**Objective:** Repeat the material exactly, leaving nothing out.

**Dataset rows about figures:**

□ □ □ □ □ □ □

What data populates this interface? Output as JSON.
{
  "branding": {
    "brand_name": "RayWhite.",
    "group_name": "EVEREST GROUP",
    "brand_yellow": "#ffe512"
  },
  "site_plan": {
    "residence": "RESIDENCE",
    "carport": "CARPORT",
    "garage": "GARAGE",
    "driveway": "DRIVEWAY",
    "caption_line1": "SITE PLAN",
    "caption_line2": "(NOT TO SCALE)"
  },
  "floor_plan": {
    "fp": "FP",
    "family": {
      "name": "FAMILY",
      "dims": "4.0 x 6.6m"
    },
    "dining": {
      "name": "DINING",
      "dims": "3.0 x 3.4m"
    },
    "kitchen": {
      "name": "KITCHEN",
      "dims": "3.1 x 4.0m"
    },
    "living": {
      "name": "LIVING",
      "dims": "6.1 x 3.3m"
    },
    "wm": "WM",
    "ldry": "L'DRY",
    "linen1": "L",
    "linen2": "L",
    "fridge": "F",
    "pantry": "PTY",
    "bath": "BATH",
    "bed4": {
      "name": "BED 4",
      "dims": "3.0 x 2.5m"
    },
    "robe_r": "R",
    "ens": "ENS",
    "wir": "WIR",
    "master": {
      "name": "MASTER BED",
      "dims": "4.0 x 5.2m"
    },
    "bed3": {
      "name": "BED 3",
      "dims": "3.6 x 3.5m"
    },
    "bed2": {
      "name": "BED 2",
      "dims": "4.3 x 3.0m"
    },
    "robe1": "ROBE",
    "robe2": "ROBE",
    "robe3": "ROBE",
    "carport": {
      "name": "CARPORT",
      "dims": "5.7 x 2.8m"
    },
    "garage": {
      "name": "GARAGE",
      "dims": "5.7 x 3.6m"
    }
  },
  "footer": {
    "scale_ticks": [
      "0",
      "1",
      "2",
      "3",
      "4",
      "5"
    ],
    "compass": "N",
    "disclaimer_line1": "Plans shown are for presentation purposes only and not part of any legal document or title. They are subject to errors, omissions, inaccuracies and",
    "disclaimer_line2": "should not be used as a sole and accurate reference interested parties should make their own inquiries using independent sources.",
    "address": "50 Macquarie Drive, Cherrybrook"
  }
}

□ □ □ □ □ □ □

**Solution to the exercise:**
What data populates this interface? Output as JSON.
{
  "branding": {
    "brand_name": "RayWhite.",
    "group_name": "EVEREST GROUP",
    "brand_yellow": "#ffe512"
  },
  "site_plan": {
    "residence": "RESIDENCE",
    "carport": "CARPORT",
    "garage": "GARAGE",
    "driveway": "DRIVEWAY",
    "caption_line1": "SITE PLAN",
    "caption_line2": "(NOT TO SCALE)"
  },
  "floor_plan": {
    "fp": "FP",
    "family": {
      "name": "FAMILY",
      "dims": "4.0 x 6.6m"
    },
    "dining": {
      "name": "DINING",
      "dims": "3.0 x 3.4m"
    },
    "kitchen": {
      "name": "KITCHEN",
      "dims": "3.1 x 4.0m"
    },
    "living": {
      "name": "LIVING",
      "dims": "6.1 x 3.3m"
    },
    "wm": "WM",
    "ldry": "L'DRY",
    "linen1": "L",
    "linen2": "L",
    "fridge": "F",
    "pantry": "PTY",
    "bath": "BATH",
    "bed4": {
      "name": "BED 4",
      "dims": "3.0 x 2.5m"
    },
    "robe_r": "R",
    "ens": "ENS",
    "wir": "WIR",
    "master": {
      "name": "MASTER BED",
      "dims": "4.0 x 5.2m"
    },
    "bed3": {
      "name": "BED 3",
      "dims": "3.6 x 3.5m"
    },
    "bed2": {
      "name": "BED 2",
      "dims": "4.3 x 3.0m"
    },
    "robe1": "ROBE",
    "robe2": "ROBE",
    "robe3": "ROBE",
    "carport": {
      "name": "CARPORT",
      "dims": "5.7 x 2.8m"
    },
    "garage": {
      "name": "GARAGE",
      "dims": "5.7 x 3.6m"
    }
  },
  "footer": {
    "scale_ticks": [
      "0",
      "1",
      "2",
      "3",
      "4",
      "5"
    ],
    "compass": "N",
    "disclaimer_line1": "Plans shown are for presentation purposes only and not part of any legal document or title. They are subject to errors, omissions, inaccuracies and",
    "disclaimer_line2": "should not be used as a sole and accurate reference interested parties should make their own inquiries using independent sources.",
    "address": "50 Macquarie Drive, Cherrybrook"
  }
}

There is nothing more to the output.